**Aim**. Transcribe each line exactly.

── Listed entries ──

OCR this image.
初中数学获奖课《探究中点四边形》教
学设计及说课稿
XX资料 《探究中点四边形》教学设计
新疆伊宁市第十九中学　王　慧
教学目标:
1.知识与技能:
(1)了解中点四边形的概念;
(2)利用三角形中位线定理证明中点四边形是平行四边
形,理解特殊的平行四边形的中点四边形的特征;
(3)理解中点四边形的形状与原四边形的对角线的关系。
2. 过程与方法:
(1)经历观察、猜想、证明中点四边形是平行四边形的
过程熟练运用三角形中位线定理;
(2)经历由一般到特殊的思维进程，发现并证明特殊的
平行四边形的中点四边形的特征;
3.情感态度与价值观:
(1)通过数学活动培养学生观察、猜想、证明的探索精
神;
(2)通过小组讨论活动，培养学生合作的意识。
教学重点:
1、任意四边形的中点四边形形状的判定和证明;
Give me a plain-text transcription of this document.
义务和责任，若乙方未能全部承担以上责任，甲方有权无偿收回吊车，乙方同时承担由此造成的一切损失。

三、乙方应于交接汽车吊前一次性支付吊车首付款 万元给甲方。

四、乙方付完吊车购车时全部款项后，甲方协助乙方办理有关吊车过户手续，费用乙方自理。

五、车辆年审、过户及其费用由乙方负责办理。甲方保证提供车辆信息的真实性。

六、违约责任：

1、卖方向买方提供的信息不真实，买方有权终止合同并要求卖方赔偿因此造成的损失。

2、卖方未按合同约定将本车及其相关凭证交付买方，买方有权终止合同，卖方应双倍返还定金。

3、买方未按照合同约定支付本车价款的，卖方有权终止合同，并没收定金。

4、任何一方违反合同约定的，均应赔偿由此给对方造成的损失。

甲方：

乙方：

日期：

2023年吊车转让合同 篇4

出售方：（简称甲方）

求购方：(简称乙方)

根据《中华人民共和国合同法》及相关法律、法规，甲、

───

**Task output**.
OCR this image.
初中数学获奖课《探究中点四边形》教
学设计及说课稿
XX资料 《探究中点四边形》教学设计
新疆伊宁市第十九中学　王　慧
教学目标:
1.知识与技能:
(1)了解中点四边形的概念;
(2)利用三角形中位线定理证明中点四边形是平行四边
形,理解特殊的平行四边形的中点四边形的特征;
(3)理解中点四边形的形状与原四边形的对角线的关系。
2. 过程与方法:
(1)经历观察、猜想、证明中点四边形是平行四边形的
过程熟练运用三角形中位线定理;
(2)经历由一般到特殊的思维进程，发现并证明特殊的
平行四边形的中点四边形的特征;
3.情感态度与价值观:
(1)通过数学活动培养学生观察、猜想、证明的探索精
神;
(2)通过小组讨论活动，培养学生合作的意识。
教学重点:
1、任意四边形的中点四边形形状的判定和证明;
Give me a plain-text transcription of this document.
义务和责任，若乙方未能全部承担以上责任，甲方有权无偿收回吊车，乙方同时承担由此造成的一切损失。

三、乙方应于交接汽车吊前一次性支付吊车首付款 万元给甲方。

四、乙方付完吊车购车时全部款项后，甲方协助乙方办理有关吊车过户手续，费用乙方自理。

五、车辆年审、过户及其费用由乙方负责办理。甲方保证提供车辆信息的真实性。

六、违约责任：

1、卖方向买方提供的信息不真实，买方有权终止合同并要求卖方赔偿因此造成的损失。

2、卖方未按合同约定将本车及其相关凭证交付买方，买方有权终止合同，卖方应双倍返还定金。

3、买方未按照合同约定支付本车价款的，卖方有权终止合同，并没收定金。

4、任何一方违反合同约定的，均应赔偿由此给对方造成的损失。

甲方：

乙方：

日期：

2023年吊车转让合同 篇4

出售方：（简称甲方）

求购方：(简称乙方)

根据《中华人民共和国合同法》及相关法律、法规，甲、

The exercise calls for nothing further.